»»

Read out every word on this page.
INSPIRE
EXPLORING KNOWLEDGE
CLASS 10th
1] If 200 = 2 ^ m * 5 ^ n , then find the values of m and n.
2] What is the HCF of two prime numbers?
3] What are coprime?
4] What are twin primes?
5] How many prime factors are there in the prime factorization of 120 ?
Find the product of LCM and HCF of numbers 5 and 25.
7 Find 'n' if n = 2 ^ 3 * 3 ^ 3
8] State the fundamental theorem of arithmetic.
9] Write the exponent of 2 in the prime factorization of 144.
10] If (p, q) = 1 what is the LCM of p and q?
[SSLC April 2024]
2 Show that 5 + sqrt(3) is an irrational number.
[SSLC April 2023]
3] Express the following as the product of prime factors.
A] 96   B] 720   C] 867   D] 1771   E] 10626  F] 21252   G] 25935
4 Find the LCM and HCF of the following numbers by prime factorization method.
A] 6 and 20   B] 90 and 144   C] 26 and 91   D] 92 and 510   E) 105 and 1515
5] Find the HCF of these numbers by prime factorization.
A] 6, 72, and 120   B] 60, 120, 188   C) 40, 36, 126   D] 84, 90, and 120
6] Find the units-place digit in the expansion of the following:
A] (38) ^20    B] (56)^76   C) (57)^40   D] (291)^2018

««
»»

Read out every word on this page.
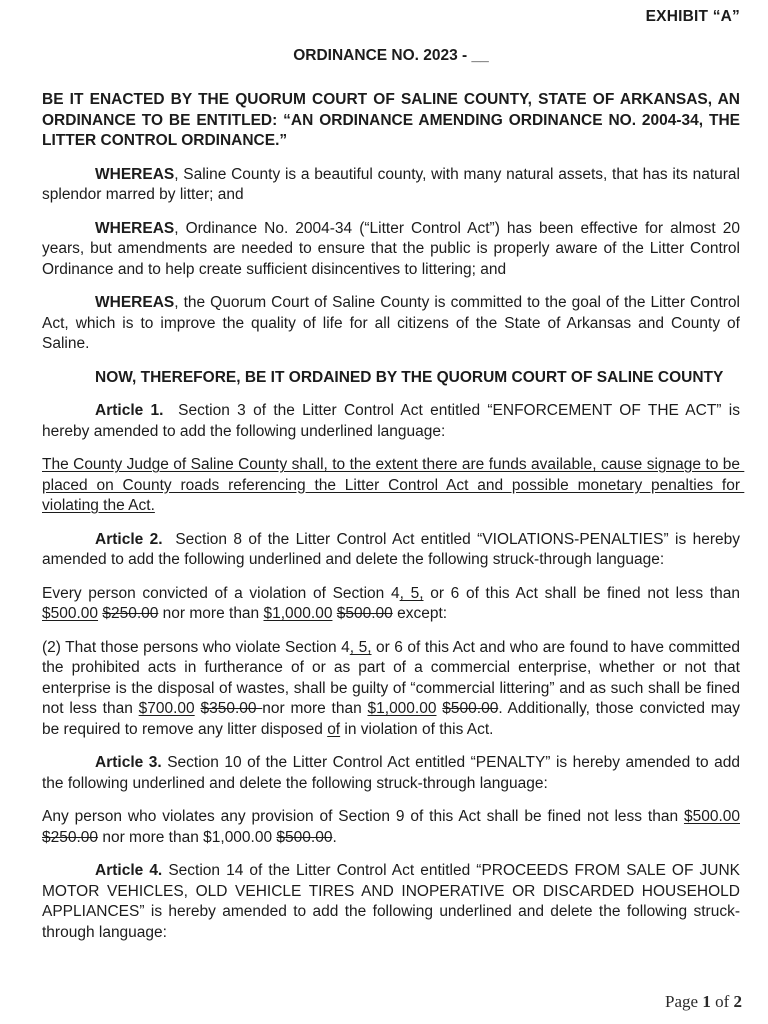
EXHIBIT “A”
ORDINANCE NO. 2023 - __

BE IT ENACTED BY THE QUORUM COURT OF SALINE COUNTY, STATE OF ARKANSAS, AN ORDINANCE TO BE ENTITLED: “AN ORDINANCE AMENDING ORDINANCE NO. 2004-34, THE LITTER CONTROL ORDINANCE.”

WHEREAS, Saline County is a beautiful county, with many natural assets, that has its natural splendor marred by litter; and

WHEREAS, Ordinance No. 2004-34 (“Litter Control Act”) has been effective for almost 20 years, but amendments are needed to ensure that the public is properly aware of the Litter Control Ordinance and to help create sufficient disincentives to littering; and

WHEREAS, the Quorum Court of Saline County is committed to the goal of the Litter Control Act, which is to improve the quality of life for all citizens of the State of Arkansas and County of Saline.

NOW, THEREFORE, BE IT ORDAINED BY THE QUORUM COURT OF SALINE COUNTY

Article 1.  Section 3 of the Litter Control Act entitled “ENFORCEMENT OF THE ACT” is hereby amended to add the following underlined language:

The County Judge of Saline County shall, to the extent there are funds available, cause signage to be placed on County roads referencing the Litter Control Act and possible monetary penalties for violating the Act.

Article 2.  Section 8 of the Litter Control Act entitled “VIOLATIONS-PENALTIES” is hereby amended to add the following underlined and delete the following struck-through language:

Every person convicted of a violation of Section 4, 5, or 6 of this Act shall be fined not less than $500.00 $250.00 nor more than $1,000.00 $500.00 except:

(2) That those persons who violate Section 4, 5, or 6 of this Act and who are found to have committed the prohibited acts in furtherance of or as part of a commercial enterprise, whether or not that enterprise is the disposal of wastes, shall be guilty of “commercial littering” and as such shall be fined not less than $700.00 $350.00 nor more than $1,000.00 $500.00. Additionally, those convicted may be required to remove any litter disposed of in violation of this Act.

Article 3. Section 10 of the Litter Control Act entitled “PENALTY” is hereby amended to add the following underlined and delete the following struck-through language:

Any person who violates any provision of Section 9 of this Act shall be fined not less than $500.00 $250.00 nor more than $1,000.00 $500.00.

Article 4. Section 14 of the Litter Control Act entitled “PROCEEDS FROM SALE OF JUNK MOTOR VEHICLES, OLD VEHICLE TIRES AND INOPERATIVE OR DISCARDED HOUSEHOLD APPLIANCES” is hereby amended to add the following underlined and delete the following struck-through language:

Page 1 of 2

««

WHAT TO PRODUCE: Take every line from the data above that holds "convicted" and copy it out.

WORKED SOLUTION:
Every person convicted of a violation of Section 4, 5, or 6 of this Act shall be fined not less than $500.00 $250.00 nor more than $1,000.00 $500.00 except:
(2) That those persons who violate Section 4, 5, or 6 of this Act and who are found to have committed the prohibited acts in furtherance of or as part of a commercial enterprise, whether or not that enterprise is the disposal of wastes, shall be guilty of “commercial littering” and as such shall be fined not less than $700.00 $350.00 nor more than $1,000.00 $500.00. Additionally, those convicted may be required to remove any litter disposed of in violation of this Act.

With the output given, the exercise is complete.